▸ **Given task**
The records that follow must be repeated verbatim, every one of them.

▸ **Stored rows**

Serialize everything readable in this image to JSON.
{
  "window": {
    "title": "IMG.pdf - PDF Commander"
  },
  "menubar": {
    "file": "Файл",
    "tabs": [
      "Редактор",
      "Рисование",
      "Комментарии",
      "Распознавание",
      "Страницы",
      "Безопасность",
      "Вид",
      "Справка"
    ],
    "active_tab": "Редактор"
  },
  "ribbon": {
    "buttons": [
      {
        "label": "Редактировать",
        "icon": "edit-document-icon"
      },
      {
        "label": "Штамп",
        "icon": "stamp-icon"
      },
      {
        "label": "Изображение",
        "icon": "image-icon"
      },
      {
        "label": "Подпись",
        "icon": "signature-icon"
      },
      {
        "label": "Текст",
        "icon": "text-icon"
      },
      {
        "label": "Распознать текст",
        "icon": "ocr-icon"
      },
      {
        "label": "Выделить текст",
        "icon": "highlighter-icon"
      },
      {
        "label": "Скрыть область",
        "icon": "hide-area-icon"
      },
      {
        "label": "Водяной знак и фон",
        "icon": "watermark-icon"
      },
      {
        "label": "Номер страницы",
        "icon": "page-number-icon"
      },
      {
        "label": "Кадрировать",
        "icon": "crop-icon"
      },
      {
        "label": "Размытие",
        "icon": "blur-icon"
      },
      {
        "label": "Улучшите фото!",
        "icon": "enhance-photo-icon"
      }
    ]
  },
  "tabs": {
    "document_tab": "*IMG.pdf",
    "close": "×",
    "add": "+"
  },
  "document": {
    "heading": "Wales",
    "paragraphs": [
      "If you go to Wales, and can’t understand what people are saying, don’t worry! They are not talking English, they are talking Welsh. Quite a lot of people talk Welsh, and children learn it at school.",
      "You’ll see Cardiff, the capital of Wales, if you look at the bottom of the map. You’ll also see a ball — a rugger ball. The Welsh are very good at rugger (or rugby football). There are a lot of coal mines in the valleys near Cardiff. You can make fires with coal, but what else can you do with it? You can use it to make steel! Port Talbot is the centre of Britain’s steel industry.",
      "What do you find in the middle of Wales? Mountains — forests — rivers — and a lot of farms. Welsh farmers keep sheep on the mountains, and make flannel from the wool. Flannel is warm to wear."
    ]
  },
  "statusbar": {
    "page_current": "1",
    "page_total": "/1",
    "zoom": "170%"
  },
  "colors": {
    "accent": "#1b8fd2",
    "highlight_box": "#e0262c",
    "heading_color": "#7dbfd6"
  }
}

▸ **Answer**
Serialize everything readable in this image to JSON.
{
  "window": {
    "title": "IMG.pdf - PDF Commander"
  },
  "menubar": {
    "file": "Файл",
    "tabs": [
      "Редактор",
      "Рисование",
      "Комментарии",
      "Распознавание",
      "Страницы",
      "Безопасность",
      "Вид",
      "Справка"
    ],
    "active_tab": "Редактор"
  },
  "ribbon": {
    "buttons": [
      {
        "label": "Редактировать",
        "icon": "edit-document-icon"
      },
      {
        "label": "Штамп",
        "icon": "stamp-icon"
      },
      {
        "label": "Изображение",
        "icon": "image-icon"
      },
      {
        "label": "Подпись",
        "icon": "signature-icon"
      },
      {
        "label": "Текст",
        "icon": "text-icon"
      },
      {
        "label": "Распознать текст",
        "icon": "ocr-icon"
      },
      {
        "label": "Выделить текст",
        "icon": "highlighter-icon"
      },
      {
        "label": "Скрыть область",
        "icon": "hide-area-icon"
      },
      {
        "label": "Водяной знак и фон",
        "icon": "watermark-icon"
      },
      {
        "label": "Номер страницы",
        "icon": "page-number-icon"
      },
      {
        "label": "Кадрировать",
        "icon": "crop-icon"
      },
      {
        "label": "Размытие",
        "icon": "blur-icon"
      },
      {
        "label": "Улучшите фото!",
        "icon": "enhance-photo-icon"
      }
    ]
  },
  "tabs": {
    "document_tab": "*IMG.pdf",
    "close": "×",
    "add": "+"
  },
  "document": {
    "heading": "Wales",
    "paragraphs": [
      "If you go to Wales, and can’t understand what people are saying, don’t worry! They are not talking English, they are talking Welsh. Quite a lot of people talk Welsh, and children learn it at school.",
      "You’ll see Cardiff, the capital of Wales, if you look at the bottom of the map. You’ll also see a ball — a rugger ball. The Welsh are very good at rugger (or rugby football). There are a lot of coal mines in the valleys near Cardiff. You can make fires with coal, but what else can you do with it? You can use it to make steel! Port Talbot is the centre of Britain’s steel industry.",
      "What do you find in the middle of Wales? Mountains — forests — rivers — and a lot of farms. Welsh farmers keep sheep on the mountains, and make flannel from the wool. Flannel is warm to wear."
    ]
  },
  "statusbar": {
    "page_current": "1",
    "page_total": "/1",
    "zoom": "170%"
  },
  "colors": {
    "accent": "#1b8fd2",
    "highlight_box": "#e0262c",
    "heading_color": "#7dbfd6"
  }
}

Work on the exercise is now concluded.